**Problem requirements**
Assemble all lines in which the string "JSON" appears.

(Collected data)
§
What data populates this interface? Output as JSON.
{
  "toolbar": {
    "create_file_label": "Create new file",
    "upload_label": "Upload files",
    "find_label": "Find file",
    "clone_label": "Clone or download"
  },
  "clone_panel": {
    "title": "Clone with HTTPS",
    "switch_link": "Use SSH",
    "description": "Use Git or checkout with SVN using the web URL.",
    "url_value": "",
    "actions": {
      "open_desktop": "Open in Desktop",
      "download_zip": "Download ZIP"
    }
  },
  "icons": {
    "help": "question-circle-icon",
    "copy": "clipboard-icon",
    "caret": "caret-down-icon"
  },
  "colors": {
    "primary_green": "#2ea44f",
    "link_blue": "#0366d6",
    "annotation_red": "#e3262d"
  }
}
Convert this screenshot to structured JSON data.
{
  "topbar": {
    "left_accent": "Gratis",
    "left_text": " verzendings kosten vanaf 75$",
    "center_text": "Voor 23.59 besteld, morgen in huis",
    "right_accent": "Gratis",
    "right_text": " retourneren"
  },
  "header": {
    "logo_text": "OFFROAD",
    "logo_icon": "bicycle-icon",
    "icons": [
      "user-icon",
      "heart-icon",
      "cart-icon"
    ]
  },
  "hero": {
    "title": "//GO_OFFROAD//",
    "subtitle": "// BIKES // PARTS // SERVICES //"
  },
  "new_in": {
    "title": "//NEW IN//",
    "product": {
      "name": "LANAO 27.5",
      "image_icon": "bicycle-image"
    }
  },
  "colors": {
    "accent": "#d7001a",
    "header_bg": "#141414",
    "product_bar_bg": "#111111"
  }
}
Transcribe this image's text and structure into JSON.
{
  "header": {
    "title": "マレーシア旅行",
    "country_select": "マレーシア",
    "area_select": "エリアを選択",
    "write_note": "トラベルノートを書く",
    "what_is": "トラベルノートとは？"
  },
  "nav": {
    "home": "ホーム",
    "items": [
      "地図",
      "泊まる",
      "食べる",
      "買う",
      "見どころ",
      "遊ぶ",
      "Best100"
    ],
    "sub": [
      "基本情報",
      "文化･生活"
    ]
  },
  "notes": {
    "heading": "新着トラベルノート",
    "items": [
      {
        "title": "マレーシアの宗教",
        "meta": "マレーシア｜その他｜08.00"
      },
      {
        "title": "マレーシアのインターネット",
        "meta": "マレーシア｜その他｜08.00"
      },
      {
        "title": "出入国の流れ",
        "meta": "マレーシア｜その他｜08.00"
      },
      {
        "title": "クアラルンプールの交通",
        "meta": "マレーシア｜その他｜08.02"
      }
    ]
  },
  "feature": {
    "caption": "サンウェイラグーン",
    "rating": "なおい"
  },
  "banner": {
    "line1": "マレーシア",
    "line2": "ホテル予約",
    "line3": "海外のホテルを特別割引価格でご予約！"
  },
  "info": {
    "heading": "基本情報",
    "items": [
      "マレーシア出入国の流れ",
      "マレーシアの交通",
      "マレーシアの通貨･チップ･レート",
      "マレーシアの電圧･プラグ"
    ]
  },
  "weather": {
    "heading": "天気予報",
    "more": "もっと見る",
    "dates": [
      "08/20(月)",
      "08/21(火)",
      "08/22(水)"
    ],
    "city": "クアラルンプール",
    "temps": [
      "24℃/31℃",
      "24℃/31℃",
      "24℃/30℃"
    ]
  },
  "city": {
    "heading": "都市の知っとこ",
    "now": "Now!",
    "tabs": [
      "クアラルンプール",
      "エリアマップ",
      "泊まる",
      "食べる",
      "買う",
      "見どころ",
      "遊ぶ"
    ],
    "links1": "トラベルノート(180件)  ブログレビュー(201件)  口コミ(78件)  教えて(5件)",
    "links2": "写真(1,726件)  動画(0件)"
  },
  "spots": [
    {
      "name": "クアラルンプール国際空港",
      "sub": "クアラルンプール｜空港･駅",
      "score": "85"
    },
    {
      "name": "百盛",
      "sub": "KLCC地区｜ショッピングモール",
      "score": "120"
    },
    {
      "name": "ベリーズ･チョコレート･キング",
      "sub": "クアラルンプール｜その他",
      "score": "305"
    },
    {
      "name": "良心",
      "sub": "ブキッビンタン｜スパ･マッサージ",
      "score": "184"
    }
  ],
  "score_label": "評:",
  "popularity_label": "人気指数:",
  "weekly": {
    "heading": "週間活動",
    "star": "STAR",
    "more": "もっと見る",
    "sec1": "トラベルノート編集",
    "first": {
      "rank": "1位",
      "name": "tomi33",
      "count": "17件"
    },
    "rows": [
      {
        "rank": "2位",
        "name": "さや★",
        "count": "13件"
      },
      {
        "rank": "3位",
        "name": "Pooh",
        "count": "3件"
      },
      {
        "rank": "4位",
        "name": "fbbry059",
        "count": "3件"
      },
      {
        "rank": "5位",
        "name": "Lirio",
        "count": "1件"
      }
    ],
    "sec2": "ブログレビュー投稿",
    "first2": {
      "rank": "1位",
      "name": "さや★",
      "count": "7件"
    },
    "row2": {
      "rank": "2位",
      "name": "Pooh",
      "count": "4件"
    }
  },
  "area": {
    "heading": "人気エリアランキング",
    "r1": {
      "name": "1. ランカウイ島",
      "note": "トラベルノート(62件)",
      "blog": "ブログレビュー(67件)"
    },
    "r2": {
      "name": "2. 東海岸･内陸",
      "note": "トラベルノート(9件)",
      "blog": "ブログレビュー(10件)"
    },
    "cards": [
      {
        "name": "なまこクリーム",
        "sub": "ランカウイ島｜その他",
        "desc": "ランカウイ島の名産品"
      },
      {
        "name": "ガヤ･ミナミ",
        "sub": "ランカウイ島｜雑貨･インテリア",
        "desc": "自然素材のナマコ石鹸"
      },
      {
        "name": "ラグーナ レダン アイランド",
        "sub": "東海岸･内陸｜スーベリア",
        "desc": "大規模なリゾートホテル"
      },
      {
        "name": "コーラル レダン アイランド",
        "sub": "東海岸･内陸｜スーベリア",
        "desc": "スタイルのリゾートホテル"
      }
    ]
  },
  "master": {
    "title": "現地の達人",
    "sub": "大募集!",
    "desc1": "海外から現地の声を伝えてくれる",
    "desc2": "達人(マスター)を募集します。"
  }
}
§
**Task solution**
What data populates this interface? Output as JSON.
Convert this screenshot to structured JSON data.
Transcribe this image's text and structure into JSON.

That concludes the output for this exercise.